* begin DATA *
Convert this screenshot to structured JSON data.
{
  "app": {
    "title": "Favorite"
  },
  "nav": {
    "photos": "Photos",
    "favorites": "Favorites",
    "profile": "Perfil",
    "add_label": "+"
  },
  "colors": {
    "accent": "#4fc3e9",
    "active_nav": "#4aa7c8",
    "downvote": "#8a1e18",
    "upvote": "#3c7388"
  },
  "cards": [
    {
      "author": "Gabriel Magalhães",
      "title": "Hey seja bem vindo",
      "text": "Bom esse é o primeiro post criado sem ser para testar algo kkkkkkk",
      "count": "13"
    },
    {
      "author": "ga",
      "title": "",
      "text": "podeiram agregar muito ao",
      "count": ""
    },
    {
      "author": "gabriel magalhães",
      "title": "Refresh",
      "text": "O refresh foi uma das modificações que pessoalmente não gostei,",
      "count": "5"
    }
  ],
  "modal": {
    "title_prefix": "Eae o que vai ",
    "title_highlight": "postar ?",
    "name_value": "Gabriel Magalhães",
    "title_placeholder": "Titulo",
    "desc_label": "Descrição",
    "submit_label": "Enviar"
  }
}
* end DATA *
* begin DATA *
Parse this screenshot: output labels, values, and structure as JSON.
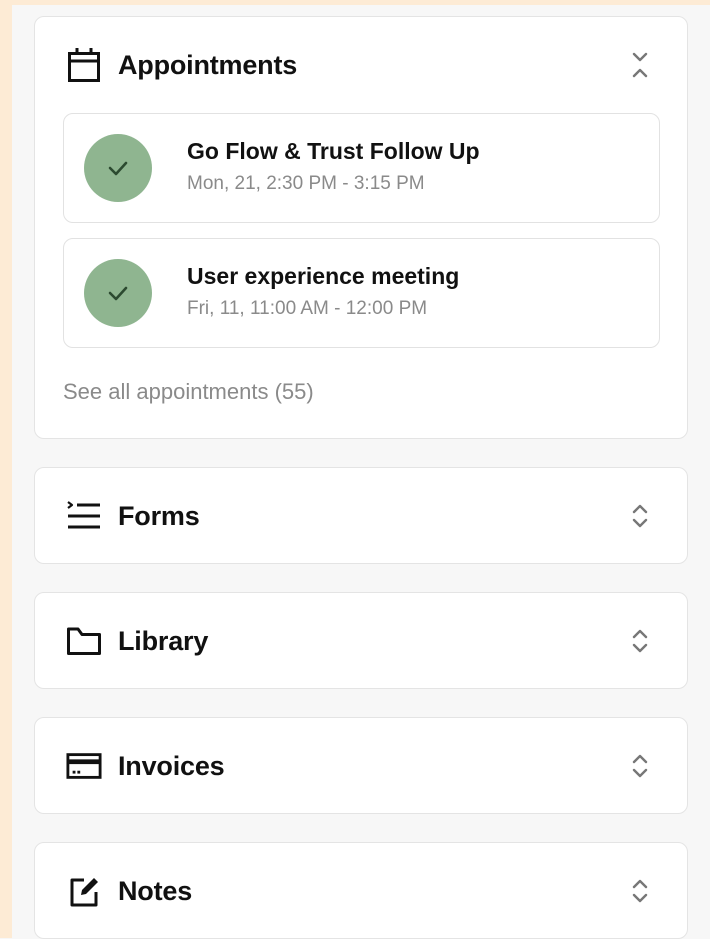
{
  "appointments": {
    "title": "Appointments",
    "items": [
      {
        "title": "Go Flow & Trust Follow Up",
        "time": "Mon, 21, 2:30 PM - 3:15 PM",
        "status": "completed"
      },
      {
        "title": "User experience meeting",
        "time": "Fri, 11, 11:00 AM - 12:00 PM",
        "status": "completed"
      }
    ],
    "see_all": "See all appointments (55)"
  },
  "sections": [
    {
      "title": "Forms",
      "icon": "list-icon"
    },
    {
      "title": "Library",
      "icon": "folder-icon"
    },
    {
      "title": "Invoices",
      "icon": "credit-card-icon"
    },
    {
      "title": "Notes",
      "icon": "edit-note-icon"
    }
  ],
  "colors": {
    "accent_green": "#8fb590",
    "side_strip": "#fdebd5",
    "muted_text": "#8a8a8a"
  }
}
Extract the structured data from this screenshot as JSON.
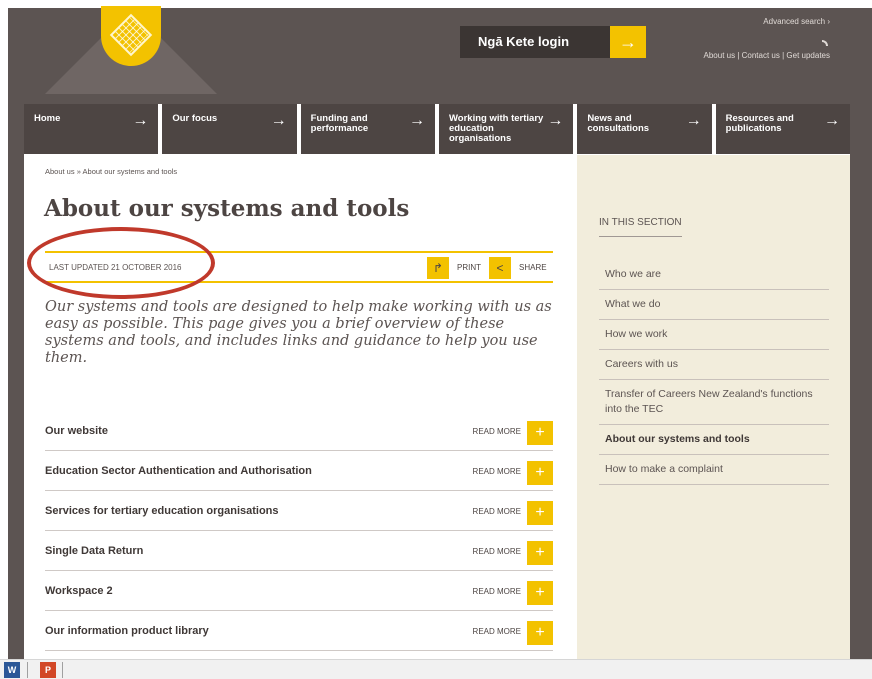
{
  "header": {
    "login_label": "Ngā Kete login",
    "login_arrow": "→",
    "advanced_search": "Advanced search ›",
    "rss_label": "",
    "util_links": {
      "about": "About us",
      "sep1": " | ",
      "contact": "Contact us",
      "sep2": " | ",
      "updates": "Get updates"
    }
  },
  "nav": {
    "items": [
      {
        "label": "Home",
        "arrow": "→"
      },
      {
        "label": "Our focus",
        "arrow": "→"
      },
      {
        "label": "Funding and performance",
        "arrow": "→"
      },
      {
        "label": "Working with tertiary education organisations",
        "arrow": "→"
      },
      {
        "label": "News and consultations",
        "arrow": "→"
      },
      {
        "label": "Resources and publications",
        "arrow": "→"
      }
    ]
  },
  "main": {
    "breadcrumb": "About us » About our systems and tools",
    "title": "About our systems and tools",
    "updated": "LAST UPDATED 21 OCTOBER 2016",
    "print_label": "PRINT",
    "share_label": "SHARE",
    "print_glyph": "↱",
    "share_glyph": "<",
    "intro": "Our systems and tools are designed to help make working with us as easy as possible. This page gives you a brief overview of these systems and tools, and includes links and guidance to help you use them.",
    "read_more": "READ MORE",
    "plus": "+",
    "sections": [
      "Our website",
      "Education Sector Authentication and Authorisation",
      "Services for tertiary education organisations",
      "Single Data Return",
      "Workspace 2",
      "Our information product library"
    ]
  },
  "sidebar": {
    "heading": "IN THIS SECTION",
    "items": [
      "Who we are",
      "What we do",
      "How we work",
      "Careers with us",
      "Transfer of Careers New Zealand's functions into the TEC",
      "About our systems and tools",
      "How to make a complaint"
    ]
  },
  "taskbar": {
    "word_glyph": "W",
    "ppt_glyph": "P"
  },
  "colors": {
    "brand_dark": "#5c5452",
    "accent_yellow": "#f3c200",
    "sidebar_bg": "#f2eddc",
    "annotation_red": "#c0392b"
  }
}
* end DATA *
* begin DATA *
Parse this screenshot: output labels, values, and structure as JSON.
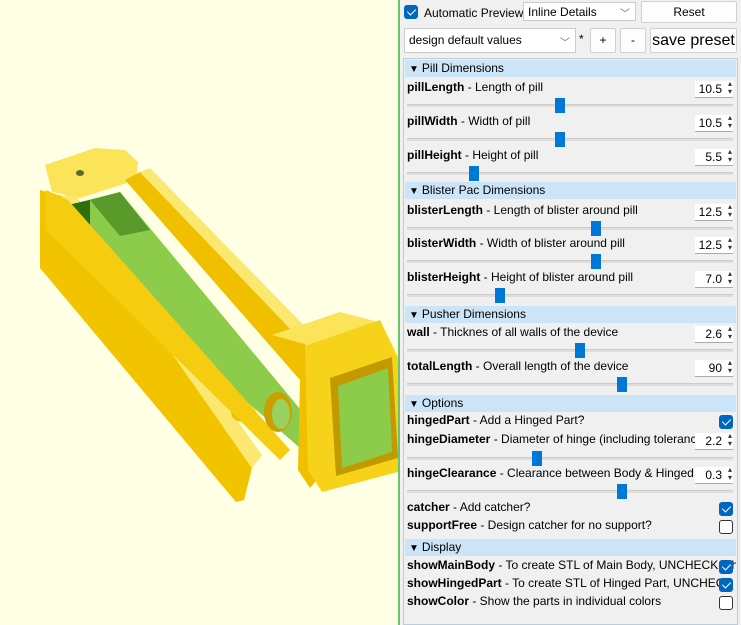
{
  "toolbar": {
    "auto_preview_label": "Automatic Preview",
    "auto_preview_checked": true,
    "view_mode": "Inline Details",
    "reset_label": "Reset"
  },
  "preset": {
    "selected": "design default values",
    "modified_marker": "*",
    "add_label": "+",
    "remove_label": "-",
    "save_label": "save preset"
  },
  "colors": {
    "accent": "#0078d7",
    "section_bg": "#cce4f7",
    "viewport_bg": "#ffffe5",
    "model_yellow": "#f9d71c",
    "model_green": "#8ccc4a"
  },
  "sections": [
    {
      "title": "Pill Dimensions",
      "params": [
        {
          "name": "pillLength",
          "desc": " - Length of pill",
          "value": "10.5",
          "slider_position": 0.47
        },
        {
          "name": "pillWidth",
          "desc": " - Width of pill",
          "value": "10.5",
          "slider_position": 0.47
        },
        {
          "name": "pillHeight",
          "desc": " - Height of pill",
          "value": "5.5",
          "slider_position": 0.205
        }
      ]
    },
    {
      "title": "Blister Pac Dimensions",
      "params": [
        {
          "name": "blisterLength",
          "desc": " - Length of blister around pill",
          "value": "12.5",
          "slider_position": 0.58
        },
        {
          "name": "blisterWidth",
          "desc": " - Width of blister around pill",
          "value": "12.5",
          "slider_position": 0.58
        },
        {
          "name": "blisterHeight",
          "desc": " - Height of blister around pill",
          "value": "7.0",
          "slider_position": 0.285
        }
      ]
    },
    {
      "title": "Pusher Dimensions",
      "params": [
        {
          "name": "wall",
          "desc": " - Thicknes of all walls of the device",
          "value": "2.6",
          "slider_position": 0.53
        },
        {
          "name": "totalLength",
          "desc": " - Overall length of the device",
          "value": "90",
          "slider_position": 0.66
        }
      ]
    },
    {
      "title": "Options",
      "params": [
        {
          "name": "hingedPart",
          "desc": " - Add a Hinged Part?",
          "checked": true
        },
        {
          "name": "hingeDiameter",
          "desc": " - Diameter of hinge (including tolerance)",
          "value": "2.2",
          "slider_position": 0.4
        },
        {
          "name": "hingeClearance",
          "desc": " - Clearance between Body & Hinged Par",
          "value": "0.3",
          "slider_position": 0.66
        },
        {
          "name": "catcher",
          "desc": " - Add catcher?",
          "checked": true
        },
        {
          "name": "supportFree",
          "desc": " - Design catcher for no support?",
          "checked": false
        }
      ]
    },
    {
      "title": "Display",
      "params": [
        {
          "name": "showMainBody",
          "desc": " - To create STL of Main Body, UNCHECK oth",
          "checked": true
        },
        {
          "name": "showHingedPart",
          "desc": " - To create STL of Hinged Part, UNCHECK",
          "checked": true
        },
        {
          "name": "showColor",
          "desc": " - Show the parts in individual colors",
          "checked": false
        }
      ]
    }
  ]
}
* end DATA *
** WHAT YOU WILL DO **
How many lines in the listing above contain "UNCHECK"? Answer with the number alone.

** RESPONSE **
2